Keep every line where the word "JSON" appears; drop the rest.

(Dataset items)
▶

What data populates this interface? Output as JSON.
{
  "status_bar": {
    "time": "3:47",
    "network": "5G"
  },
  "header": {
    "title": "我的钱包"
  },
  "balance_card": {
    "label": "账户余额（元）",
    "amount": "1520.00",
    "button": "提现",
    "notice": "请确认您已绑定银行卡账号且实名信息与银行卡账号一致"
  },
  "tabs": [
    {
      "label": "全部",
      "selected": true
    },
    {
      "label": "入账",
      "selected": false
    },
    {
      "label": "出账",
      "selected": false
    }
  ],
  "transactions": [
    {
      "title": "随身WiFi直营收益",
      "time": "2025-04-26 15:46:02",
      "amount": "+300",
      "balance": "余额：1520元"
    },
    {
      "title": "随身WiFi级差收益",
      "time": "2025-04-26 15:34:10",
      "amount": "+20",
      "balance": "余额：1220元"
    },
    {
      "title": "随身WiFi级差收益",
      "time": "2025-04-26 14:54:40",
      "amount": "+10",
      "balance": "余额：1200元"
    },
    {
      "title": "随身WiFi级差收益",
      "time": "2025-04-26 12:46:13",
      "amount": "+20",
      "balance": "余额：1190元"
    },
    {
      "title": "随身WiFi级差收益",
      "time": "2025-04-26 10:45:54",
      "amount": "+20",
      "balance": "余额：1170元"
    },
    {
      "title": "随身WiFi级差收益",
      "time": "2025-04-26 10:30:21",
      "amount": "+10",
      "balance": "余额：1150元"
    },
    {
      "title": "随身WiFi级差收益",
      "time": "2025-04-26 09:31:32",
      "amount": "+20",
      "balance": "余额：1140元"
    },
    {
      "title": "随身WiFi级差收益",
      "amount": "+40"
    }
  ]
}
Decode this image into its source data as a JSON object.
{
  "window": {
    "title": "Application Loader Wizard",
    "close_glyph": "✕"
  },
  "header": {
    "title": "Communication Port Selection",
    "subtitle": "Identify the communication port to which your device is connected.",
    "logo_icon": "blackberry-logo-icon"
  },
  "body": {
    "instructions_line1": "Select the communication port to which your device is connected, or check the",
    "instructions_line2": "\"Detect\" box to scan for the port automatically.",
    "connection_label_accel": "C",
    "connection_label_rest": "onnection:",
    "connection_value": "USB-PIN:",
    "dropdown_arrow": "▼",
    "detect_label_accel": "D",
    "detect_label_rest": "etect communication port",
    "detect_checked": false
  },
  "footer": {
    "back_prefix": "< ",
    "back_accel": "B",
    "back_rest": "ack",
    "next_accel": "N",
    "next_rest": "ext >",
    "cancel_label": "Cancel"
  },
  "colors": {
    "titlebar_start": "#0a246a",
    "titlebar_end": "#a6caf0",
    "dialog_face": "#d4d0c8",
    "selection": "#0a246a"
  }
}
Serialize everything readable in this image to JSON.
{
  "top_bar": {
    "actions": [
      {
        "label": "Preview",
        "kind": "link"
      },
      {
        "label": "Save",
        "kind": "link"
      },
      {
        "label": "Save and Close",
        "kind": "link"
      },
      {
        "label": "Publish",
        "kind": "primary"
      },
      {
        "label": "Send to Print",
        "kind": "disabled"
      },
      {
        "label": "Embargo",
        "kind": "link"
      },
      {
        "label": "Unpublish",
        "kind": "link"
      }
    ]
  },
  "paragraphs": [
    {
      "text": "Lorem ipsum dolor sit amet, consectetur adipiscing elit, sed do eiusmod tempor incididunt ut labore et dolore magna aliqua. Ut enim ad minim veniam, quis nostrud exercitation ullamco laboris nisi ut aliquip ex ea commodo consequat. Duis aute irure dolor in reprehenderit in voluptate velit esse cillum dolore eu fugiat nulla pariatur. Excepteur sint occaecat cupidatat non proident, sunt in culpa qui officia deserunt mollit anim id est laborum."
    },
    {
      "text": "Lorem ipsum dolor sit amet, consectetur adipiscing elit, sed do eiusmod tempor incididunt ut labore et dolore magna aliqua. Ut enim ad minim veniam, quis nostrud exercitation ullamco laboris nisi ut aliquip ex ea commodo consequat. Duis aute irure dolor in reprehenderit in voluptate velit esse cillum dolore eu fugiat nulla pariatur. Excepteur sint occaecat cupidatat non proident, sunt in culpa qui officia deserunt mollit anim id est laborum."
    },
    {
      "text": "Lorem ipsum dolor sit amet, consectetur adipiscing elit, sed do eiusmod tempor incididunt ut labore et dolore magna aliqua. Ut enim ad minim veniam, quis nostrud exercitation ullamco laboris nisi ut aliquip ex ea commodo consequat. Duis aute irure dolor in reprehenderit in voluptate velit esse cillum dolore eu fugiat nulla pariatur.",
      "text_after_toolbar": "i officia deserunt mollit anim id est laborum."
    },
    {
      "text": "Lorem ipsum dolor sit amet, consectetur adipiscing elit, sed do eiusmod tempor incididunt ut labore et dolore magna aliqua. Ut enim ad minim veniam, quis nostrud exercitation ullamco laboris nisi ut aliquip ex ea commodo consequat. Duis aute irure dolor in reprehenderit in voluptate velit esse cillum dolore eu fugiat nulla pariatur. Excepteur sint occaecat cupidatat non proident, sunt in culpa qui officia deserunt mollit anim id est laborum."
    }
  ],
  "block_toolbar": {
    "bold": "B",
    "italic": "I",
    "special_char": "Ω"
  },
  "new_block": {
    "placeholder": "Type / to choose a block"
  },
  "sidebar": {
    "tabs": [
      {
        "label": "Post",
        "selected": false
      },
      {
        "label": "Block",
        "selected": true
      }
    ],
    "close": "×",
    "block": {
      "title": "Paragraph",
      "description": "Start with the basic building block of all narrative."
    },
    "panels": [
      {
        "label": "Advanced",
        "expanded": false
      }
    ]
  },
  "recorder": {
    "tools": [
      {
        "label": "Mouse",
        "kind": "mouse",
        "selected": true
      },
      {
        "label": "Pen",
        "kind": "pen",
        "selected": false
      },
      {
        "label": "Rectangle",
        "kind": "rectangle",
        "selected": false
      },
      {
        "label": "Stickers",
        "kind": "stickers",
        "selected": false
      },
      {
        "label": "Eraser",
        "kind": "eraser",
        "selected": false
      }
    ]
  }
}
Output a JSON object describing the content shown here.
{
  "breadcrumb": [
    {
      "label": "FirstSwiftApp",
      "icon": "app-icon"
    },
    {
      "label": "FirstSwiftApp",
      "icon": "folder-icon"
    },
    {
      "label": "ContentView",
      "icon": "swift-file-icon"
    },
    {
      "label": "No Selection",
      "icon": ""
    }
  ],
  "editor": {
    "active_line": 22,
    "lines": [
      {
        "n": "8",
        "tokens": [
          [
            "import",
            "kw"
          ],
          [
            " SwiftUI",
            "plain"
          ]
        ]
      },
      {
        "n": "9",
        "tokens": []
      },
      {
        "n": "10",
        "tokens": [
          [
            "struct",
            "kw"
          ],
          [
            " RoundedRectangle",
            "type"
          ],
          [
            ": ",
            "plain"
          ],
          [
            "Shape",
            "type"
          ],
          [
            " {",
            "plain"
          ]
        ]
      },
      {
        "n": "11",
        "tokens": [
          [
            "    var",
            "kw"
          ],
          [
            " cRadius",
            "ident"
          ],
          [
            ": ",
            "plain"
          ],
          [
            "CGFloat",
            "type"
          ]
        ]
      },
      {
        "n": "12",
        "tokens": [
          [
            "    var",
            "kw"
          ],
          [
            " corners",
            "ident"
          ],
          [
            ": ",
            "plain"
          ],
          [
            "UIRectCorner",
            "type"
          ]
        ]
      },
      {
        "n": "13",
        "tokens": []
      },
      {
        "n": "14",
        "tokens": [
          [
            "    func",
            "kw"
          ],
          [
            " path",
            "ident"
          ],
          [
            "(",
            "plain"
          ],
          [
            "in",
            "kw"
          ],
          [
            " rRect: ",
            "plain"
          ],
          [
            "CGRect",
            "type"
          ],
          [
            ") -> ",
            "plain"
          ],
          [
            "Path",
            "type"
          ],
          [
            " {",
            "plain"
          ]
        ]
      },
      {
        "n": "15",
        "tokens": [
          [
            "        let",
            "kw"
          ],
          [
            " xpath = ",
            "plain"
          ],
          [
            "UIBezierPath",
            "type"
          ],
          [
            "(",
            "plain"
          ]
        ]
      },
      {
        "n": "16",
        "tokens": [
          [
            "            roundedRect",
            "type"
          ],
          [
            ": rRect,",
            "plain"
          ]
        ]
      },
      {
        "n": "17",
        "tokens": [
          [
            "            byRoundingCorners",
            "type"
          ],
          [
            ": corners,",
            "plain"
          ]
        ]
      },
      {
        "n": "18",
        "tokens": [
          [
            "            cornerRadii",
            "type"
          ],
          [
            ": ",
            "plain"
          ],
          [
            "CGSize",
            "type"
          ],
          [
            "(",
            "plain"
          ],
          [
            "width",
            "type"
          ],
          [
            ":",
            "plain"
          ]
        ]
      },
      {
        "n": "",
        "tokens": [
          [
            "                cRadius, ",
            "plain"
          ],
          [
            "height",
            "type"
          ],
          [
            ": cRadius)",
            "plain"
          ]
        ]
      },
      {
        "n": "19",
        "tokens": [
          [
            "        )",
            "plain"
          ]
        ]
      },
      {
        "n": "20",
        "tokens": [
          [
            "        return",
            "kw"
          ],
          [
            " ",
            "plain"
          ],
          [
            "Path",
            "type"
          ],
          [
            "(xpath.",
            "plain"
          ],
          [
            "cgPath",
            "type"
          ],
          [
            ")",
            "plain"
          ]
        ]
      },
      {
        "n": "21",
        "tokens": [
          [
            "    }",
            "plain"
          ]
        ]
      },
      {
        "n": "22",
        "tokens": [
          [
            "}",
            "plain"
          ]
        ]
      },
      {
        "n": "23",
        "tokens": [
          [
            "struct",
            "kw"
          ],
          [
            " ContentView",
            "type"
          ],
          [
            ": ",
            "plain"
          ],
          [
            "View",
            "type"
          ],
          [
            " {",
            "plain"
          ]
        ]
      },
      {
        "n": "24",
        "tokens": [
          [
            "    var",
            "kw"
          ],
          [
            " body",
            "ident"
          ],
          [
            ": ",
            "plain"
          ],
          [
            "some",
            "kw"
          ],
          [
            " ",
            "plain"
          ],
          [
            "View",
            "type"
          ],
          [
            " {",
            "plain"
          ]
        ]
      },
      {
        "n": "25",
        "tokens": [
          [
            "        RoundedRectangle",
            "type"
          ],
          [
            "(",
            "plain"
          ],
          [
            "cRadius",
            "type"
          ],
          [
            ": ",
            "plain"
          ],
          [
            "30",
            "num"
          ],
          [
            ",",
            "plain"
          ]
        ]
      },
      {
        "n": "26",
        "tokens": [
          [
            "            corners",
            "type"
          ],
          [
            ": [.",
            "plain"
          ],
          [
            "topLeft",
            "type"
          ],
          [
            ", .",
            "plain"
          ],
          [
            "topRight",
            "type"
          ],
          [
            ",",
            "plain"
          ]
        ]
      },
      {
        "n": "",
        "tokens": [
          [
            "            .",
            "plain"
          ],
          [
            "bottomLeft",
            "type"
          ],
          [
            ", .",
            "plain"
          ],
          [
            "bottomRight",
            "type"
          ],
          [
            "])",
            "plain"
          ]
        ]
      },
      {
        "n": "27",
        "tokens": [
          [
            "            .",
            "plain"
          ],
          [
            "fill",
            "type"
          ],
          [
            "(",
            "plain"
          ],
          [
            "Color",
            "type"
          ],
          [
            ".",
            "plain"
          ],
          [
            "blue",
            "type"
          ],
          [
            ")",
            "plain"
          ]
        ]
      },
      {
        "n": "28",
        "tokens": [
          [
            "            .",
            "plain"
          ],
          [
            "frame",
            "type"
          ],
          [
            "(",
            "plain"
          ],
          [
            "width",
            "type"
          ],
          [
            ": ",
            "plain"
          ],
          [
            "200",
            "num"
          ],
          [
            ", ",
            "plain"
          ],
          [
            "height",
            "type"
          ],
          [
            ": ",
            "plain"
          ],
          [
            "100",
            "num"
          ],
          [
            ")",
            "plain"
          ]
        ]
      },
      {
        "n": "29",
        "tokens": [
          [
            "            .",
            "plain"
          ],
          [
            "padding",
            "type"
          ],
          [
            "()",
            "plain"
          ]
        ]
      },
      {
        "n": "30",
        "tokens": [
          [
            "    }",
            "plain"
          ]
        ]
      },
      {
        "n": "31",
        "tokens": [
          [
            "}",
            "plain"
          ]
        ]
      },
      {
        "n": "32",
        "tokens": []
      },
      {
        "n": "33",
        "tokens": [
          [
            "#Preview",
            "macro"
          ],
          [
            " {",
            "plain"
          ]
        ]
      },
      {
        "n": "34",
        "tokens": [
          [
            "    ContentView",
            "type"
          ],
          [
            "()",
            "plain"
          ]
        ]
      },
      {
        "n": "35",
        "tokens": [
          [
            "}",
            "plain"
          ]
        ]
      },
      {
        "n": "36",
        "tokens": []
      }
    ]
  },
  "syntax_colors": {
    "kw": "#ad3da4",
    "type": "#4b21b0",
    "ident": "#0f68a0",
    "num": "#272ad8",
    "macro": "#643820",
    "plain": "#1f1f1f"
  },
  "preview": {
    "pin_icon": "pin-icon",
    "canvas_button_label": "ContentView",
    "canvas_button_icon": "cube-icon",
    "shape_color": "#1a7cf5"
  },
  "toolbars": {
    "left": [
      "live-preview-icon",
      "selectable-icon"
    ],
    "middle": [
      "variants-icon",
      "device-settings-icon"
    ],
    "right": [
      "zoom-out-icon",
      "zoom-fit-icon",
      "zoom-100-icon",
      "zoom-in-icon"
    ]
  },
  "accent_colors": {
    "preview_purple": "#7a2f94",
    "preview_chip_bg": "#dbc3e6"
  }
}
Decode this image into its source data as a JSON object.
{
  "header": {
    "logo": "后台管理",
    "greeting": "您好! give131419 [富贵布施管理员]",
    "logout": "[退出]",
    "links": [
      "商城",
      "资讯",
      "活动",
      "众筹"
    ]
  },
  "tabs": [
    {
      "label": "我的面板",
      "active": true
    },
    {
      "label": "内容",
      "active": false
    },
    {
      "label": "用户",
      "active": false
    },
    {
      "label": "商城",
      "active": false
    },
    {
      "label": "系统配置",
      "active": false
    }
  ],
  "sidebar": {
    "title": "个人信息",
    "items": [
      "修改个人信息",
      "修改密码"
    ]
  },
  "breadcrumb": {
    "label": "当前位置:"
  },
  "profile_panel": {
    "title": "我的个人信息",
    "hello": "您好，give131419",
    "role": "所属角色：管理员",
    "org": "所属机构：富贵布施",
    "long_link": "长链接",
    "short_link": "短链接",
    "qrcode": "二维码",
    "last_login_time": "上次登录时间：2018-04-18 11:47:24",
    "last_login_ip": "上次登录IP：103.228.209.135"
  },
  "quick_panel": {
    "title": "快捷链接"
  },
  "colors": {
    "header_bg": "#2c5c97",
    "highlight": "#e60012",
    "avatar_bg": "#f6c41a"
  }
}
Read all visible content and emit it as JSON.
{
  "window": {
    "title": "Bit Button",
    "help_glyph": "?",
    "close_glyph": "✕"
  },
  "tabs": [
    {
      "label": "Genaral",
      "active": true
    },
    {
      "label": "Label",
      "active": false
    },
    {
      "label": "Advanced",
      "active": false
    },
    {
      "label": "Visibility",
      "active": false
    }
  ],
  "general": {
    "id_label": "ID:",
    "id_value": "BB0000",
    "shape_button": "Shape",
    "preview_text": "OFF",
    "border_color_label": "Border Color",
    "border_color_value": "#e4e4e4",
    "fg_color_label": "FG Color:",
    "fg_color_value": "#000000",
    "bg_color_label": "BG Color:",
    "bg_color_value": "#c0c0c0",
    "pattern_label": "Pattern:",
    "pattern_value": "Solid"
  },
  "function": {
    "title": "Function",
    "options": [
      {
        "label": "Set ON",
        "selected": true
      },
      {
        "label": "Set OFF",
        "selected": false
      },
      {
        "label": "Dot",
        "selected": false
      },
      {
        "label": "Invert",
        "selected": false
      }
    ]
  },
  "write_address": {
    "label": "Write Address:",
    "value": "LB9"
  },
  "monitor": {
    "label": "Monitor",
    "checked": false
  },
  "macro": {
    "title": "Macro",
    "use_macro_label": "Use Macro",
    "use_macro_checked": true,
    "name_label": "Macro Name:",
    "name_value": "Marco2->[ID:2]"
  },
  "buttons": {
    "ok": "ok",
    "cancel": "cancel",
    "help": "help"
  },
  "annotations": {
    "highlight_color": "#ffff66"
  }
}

◀

Answer in full:
What data populates this interface? Output as JSON.
Decode this image into its source data as a JSON object.
Serialize everything readable in this image to JSON.
Output a JSON object describing the content shown here.
Decode this image into its source data as a JSON object.
Read all visible content and emit it as JSON.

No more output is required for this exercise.